*Problem to solve*.
Can you rewrite the records starting at their first line and ending at the line that contains "lat-label: 67N bbox=[22, 198, 50, 214]", with every "lon-label" changed to "longitude-label" and nothing else altered? Give back only those lines.

*Exercise data*.
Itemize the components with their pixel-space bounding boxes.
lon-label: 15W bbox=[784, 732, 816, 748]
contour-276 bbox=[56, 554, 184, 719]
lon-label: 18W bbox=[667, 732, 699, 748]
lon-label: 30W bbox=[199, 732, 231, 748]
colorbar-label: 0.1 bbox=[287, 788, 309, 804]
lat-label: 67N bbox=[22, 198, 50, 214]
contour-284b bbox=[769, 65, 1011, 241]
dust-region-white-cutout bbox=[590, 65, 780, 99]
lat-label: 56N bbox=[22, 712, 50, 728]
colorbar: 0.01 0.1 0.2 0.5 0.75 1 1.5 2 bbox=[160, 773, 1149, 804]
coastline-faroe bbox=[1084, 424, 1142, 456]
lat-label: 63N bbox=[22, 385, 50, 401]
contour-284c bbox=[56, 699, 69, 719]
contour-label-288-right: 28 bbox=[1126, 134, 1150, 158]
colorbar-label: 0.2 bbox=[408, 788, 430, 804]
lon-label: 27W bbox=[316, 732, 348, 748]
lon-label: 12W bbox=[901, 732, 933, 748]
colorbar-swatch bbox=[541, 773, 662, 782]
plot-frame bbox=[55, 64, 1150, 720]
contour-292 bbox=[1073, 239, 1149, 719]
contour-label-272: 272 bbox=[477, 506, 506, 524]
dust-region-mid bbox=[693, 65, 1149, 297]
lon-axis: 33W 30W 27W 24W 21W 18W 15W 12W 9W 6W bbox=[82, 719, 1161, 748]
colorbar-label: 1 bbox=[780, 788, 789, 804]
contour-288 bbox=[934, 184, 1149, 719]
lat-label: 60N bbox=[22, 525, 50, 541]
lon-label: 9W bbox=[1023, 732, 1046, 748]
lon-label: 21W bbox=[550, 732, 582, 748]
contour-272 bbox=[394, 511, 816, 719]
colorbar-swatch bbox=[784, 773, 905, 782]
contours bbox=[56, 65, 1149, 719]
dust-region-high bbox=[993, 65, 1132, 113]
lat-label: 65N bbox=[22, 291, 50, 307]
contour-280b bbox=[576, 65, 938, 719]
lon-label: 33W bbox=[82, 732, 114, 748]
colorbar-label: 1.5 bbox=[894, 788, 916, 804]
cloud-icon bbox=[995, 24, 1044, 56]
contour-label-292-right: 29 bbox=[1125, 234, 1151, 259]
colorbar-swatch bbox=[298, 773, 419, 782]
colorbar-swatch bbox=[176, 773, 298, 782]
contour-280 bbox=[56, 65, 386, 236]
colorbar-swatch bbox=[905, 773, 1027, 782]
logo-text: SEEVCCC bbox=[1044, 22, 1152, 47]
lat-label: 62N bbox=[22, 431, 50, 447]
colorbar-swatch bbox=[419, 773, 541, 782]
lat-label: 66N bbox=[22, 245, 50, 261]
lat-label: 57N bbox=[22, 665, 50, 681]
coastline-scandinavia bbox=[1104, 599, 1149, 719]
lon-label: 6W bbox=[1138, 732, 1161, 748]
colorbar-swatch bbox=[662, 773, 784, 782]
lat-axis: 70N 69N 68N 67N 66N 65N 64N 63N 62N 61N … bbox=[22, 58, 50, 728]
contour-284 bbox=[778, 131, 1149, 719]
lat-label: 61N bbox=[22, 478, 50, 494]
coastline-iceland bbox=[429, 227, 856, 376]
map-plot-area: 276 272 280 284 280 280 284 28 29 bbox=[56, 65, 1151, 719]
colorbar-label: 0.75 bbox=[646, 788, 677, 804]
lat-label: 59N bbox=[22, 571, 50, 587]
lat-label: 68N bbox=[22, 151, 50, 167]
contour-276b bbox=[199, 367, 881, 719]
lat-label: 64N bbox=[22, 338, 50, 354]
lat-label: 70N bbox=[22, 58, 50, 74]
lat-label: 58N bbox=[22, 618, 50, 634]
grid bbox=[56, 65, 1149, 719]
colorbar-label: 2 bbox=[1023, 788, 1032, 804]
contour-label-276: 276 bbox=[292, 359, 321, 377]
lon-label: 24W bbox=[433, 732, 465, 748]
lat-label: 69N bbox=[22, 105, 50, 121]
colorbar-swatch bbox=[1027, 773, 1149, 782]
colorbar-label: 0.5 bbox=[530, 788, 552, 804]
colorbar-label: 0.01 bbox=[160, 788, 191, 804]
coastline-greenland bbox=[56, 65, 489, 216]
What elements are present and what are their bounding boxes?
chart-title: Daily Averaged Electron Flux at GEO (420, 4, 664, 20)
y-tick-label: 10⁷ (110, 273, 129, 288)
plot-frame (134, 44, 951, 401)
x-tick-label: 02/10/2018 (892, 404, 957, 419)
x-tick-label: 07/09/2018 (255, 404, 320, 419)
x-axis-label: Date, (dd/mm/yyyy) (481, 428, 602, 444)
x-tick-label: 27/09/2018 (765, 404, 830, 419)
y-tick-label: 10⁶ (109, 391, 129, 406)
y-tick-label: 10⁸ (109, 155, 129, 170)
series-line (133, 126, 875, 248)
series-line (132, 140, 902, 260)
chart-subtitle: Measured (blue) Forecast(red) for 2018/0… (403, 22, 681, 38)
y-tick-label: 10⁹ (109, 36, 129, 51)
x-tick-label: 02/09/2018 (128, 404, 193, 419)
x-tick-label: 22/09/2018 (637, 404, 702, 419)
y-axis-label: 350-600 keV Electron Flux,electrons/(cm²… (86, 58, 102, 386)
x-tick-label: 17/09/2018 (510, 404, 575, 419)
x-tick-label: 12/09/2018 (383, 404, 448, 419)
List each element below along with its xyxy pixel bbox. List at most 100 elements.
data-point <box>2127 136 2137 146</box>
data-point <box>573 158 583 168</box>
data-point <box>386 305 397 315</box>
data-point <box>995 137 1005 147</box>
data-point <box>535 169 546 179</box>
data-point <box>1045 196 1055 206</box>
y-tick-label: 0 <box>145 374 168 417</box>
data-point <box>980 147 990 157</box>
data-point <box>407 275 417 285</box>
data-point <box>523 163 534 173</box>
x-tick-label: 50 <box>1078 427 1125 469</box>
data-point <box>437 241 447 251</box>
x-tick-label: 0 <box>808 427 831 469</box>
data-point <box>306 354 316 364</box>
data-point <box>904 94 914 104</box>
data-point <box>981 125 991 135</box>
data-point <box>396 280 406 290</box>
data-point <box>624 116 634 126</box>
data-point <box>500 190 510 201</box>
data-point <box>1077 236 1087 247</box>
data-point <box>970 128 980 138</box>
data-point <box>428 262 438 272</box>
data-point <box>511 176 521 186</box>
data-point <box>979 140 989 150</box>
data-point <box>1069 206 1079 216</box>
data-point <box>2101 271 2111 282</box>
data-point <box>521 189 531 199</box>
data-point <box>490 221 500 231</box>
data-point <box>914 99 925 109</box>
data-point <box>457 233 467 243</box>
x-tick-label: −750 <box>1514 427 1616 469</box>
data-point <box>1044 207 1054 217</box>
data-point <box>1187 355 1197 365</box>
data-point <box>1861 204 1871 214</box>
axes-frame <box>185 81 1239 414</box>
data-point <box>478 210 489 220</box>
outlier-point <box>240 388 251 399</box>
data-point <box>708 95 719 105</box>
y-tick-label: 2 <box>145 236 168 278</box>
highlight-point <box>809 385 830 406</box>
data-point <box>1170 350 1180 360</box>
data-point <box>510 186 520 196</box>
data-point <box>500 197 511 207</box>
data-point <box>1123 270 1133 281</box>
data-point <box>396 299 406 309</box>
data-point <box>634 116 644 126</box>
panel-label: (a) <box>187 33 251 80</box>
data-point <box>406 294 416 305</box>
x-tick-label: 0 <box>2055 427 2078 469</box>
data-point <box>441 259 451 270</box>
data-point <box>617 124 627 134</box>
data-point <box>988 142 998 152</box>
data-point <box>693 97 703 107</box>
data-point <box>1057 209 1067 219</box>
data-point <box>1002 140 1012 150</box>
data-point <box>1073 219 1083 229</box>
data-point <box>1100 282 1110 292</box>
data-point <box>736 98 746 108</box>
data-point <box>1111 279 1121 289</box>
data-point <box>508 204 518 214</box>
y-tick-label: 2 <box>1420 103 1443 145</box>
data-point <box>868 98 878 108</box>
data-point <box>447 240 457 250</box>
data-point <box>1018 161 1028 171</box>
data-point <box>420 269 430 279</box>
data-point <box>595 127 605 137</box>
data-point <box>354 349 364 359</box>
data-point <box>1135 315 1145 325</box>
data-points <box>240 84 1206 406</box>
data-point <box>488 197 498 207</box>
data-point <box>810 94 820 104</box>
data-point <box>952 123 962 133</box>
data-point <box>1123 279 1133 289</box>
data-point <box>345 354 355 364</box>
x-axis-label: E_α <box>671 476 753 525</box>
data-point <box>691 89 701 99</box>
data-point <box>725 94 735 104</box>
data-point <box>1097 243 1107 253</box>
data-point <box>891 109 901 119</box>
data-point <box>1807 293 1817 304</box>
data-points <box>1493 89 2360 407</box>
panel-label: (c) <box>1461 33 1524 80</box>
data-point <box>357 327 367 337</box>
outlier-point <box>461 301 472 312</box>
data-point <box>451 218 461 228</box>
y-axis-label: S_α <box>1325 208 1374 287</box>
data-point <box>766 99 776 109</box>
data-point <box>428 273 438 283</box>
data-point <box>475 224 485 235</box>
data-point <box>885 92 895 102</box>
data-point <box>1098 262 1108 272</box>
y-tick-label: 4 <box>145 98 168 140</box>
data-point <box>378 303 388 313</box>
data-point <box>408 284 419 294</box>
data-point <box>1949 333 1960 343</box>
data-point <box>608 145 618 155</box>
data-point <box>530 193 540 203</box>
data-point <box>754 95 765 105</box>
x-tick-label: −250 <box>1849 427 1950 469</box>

*Result of this task*.
Itemize the components with their pixel-space bounding boxes.
longitude-label: 15W bbox=[784, 732, 816, 748]
contour-276 bbox=[56, 554, 184, 719]
longitude-label: 18W bbox=[667, 732, 699, 748]
longitude-label: 30W bbox=[199, 732, 231, 748]
colorbar-label: 0.1 bbox=[287, 788, 309, 804]
lat-label: 67N bbox=[22, 198, 50, 214]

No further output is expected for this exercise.